-- START LISTED ENTRIES --

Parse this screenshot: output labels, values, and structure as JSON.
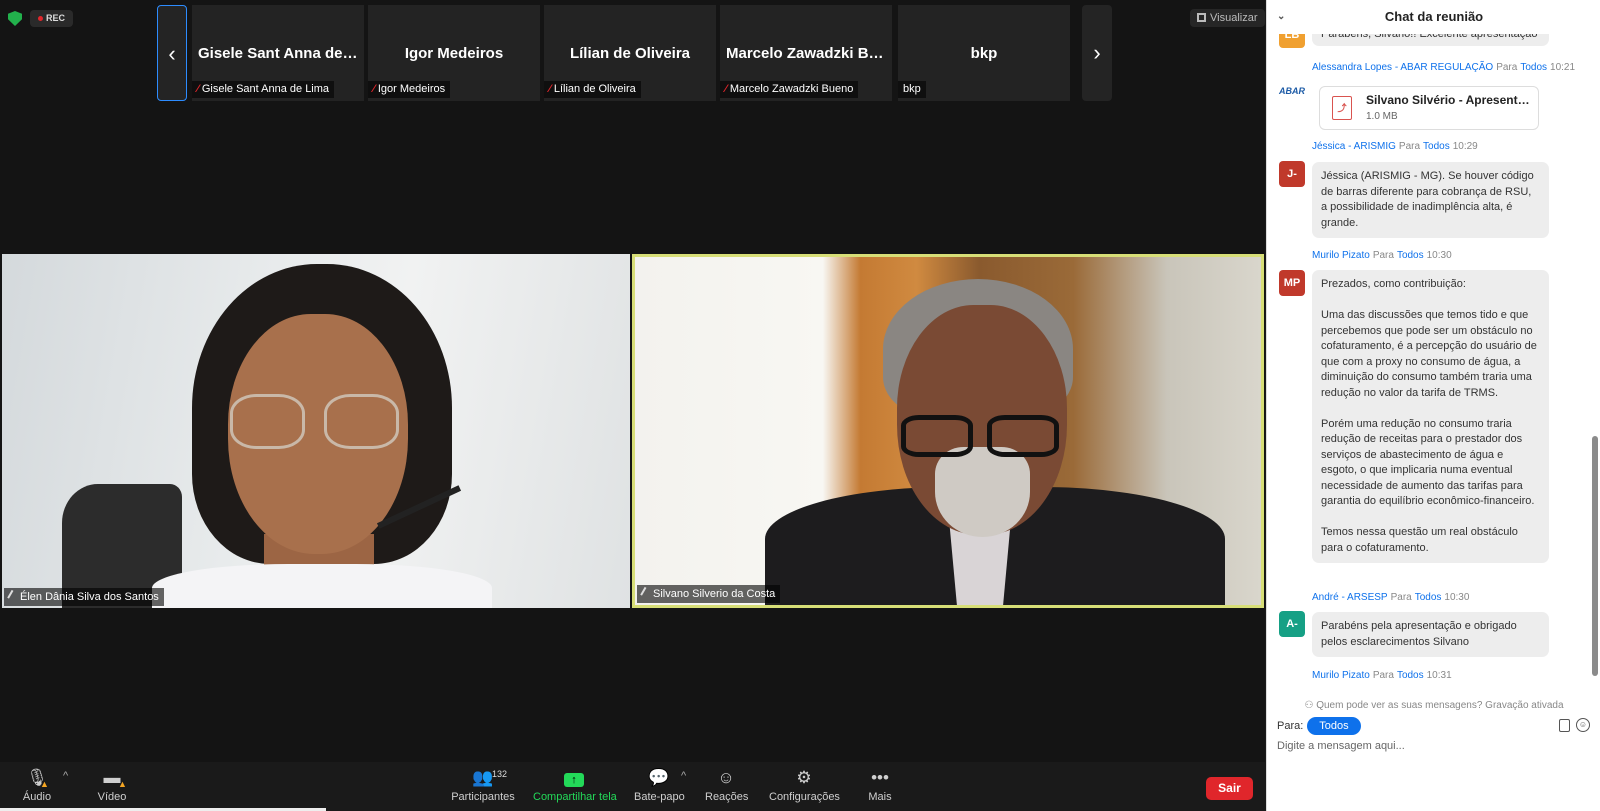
{
  "top": {
    "rec": "REC",
    "view": "Visualizar"
  },
  "thumbnails": [
    {
      "name": "Gisele Sant Anna de Li...",
      "label": "Gisele Sant Anna de Lima"
    },
    {
      "name": "Igor Medeiros",
      "label": "Igor Medeiros"
    },
    {
      "name": "Lílian de Oliveira",
      "label": "Lílian de Oliveira"
    },
    {
      "name": "Marcelo Zawadzki Bue...",
      "label": "Marcelo Zawadzki Bueno"
    },
    {
      "name": "bkp",
      "label": "bkp"
    }
  ],
  "videos": {
    "left": {
      "label": "Élen Dânia Silva dos Santos"
    },
    "right": {
      "label": "Silvano Silverio da Costa"
    }
  },
  "toolbar": {
    "audio": "Áudio",
    "video": "Vídeo",
    "participants": "Participantes",
    "participants_count": "132",
    "share": "Compartilhar tela",
    "chat": "Bate-papo",
    "reactions": "Reações",
    "settings": "Configurações",
    "more": "Mais",
    "leave": "Sair"
  },
  "chat": {
    "title": "Chat da reunião",
    "top_partial": "Parabéns, Silvano!! Excelente apresentação",
    "top_avatar": "LB",
    "to_word": "Para",
    "all_word": "Todos",
    "messages": [
      {
        "sender": "Alessandra Lopes - ABAR REGULAÇÃO",
        "time": "10:21",
        "logo": "ABAR",
        "file_name": "Silvano Silvério - Apresentação",
        "file_size": "1.0 MB"
      },
      {
        "sender": "Jéssica - ARISMIG",
        "time": "10:29",
        "avatar": "J-",
        "text": "Jéssica (ARISMIG - MG). Se houver código de barras diferente para cobrança de RSU, a possibilidade de inadimplência alta, é grande."
      },
      {
        "sender": "Murilo Pizato",
        "time": "10:30",
        "avatar": "MP",
        "text": "Prezados, como contribuição:\n\nUma das discussões que temos tido e que percebemos que pode ser um obstáculo no cofaturamento, é a percepção do usuário de que com a proxy no consumo de água, a diminuição do consumo também traria uma redução no valor da tarifa de TRMS.\n\nPorém uma redução no consumo traria redução de receitas para o prestador dos serviços de abastecimento de água e esgoto, o que implicaria numa eventual necessidade de aumento das tarifas para garantia do equilíbrio econômico-financeiro.\n\nTemos nessa questão um real obstáculo para o cofaturamento."
      },
      {
        "sender": "André - ARSESP",
        "time": "10:30",
        "avatar": "A-",
        "text": "Parabéns pela apresentação e obrigado pelos esclarecimentos Silvano"
      },
      {
        "sender": "Murilo Pizato",
        "time": "10:31"
      }
    ],
    "privacy": "Quem pode ver as suas mensagens? Gravação ativada",
    "to_label": "Para:",
    "to_value": "Todos",
    "input_placeholder": "Digite a mensagem aqui..."
  },
  "colors": {
    "accent": "#0e71eb",
    "leave": "#e0262b",
    "active_speaker": "#d7de77",
    "share": "#23d959"
  }
}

-- END LISTED ENTRIES --

• _TASK OBJECTIVE_: Leave out the pictures and copy everything else in the records word for word.

• _OUTPUT FOR THIS EXERCISE_:
Parse this screenshot: output labels, values, and structure as JSON.
{
  "top": {
    "rec": "REC",
    "view": "Visualizar"
  },
  "thumbnails": [
    {
      "name": "Gisele Sant Anna de Li...",
      "label": "Gisele Sant Anna de Lima"
    },
    {
      "name": "Igor Medeiros",
      "label": "Igor Medeiros"
    },
    {
      "name": "Lílian de Oliveira",
      "label": "Lílian de Oliveira"
    },
    {
      "name": "Marcelo Zawadzki Bue...",
      "label": "Marcelo Zawadzki Bueno"
    },
    {
      "name": "bkp",
      "label": "bkp"
    }
  ],
  "videos": {
    "left": {
      "label": "Élen Dânia Silva dos Santos"
    },
    "right": {
      "label": "Silvano Silverio da Costa"
    }
  },
  "toolbar": {
    "audio": "Áudio",
    "video": "Vídeo",
    "participants": "Participantes",
    "participants_count": "132",
    "share": "Compartilhar tela",
    "chat": "Bate-papo",
    "reactions": "Reações",
    "settings": "Configurações",
    "more": "Mais",
    "leave": "Sair"
  },
  "chat": {
    "title": "Chat da reunião",
    "top_partial": "Parabéns, Silvano!! Excelente apresentação",
    "top_avatar": "LB",
    "to_word": "Para",
    "all_word": "Todos",
    "messages": [
      {
        "sender": "Alessandra Lopes - ABAR REGULAÇÃO",
        "time": "10:21",
        "logo": "ABAR",
        "file_name": "Silvano Silvério - Apresentação",
        "file_size": "1.0 MB"
      },
      {
        "sender": "Jéssica - ARISMIG",
        "time": "10:29",
        "avatar": "J-",
        "text": "Jéssica (ARISMIG - MG). Se houver código de barras diferente para cobrança de RSU, a possibilidade de inadimplência alta, é grande."
      },
      {
        "sender": "Murilo Pizato",
        "time": "10:30",
        "avatar": "MP",
        "text": "Prezados, como contribuição:\n\nUma das discussões que temos tido e que percebemos que pode ser um obstáculo no cofaturamento, é a percepção do usuário de que com a proxy no consumo de água, a diminuição do consumo também traria uma redução no valor da tarifa de TRMS.\n\nPorém uma redução no consumo traria redução de receitas para o prestador dos serviços de abastecimento de água e esgoto, o que implicaria numa eventual necessidade de aumento das tarifas para garantia do equilíbrio econômico-financeiro.\n\nTemos nessa questão um real obstáculo para o cofaturamento."
      },
      {
        "sender": "André - ARSESP",
        "time": "10:30",
        "avatar": "A-",
        "text": "Parabéns pela apresentação e obrigado pelos esclarecimentos Silvano"
      },
      {
        "sender": "Murilo Pizato",
        "time": "10:31"
      }
    ],
    "privacy": "Quem pode ver as suas mensagens? Gravação ativada",
    "to_label": "Para:",
    "to_value": "Todos",
    "input_placeholder": "Digite a mensagem aqui..."
  },
  "colors": {
    "accent": "#0e71eb",
    "leave": "#e0262b",
    "active_speaker": "#d7de77",
    "share": "#23d959"
  }
}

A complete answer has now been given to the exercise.